> _DIRECTIVE_: Determine how many lines include the string "Token". Output that number only.
::: SUPPLIED MATERIAL :::
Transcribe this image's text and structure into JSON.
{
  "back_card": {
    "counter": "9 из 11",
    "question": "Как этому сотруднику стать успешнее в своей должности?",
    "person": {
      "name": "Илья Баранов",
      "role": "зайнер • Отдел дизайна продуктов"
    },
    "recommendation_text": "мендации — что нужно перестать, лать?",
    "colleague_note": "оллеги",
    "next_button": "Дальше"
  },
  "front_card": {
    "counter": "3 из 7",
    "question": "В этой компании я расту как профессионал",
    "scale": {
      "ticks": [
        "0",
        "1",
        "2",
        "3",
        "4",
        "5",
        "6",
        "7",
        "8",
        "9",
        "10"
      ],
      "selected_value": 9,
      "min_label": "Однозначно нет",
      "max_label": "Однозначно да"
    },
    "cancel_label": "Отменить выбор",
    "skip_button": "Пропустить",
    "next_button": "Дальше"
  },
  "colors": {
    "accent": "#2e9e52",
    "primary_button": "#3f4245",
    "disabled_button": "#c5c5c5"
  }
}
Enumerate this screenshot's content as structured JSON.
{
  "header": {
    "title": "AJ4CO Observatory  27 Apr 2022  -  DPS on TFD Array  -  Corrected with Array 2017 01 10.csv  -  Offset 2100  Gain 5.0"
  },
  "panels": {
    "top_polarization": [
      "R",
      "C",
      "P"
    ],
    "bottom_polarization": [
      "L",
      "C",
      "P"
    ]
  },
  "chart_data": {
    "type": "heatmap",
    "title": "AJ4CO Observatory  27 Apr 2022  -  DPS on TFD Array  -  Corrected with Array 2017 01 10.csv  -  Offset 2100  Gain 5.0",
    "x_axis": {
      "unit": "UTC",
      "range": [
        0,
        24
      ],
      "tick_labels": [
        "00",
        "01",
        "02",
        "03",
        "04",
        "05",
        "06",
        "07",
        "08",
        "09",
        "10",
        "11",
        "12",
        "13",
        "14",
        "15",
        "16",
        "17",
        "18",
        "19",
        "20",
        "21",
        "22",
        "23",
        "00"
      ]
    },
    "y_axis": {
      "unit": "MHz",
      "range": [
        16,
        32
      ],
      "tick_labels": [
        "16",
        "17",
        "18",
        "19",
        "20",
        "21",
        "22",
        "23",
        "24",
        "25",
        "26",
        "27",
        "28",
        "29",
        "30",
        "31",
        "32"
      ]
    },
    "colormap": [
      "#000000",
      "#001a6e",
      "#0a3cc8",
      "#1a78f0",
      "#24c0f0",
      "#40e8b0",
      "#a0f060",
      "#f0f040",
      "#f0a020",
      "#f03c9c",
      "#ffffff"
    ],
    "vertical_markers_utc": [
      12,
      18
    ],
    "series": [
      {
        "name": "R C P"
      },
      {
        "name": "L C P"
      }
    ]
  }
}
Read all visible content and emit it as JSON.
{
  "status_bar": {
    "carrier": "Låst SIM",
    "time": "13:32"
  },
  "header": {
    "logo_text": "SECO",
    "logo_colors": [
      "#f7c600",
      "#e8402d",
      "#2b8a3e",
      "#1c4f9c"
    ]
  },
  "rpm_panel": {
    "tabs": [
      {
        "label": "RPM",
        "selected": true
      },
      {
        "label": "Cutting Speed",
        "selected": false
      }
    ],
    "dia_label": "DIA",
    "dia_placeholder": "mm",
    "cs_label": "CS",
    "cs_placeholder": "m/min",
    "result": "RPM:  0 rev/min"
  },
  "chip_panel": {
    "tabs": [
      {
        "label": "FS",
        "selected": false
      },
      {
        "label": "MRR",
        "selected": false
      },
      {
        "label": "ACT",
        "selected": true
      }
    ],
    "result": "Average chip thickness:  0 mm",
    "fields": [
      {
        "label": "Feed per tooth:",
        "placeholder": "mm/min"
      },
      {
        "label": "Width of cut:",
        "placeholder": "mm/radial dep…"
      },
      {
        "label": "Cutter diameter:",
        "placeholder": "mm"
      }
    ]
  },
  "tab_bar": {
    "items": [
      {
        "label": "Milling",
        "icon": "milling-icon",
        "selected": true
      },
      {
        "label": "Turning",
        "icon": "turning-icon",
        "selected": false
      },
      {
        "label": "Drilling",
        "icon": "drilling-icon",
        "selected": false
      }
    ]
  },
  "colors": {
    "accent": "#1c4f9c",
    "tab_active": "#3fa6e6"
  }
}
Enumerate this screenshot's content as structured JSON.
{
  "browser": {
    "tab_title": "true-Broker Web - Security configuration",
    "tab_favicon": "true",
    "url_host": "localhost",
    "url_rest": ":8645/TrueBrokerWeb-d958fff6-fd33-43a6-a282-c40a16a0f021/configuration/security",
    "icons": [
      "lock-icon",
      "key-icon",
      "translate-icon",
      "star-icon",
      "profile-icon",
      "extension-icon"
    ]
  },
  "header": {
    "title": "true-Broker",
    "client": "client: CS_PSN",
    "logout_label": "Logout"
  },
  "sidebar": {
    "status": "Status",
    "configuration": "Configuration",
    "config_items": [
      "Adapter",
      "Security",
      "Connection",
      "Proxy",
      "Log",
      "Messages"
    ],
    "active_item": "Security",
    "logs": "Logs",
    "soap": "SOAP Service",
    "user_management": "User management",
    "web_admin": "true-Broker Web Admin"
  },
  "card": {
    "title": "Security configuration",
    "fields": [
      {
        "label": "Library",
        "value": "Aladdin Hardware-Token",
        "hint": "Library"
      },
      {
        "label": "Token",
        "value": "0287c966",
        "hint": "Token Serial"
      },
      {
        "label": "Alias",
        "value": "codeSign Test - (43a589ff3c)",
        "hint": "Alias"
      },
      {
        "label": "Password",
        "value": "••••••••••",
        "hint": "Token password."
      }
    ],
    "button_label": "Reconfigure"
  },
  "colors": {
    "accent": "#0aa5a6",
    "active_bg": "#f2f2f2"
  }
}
:::
> _SOLUTION_: 4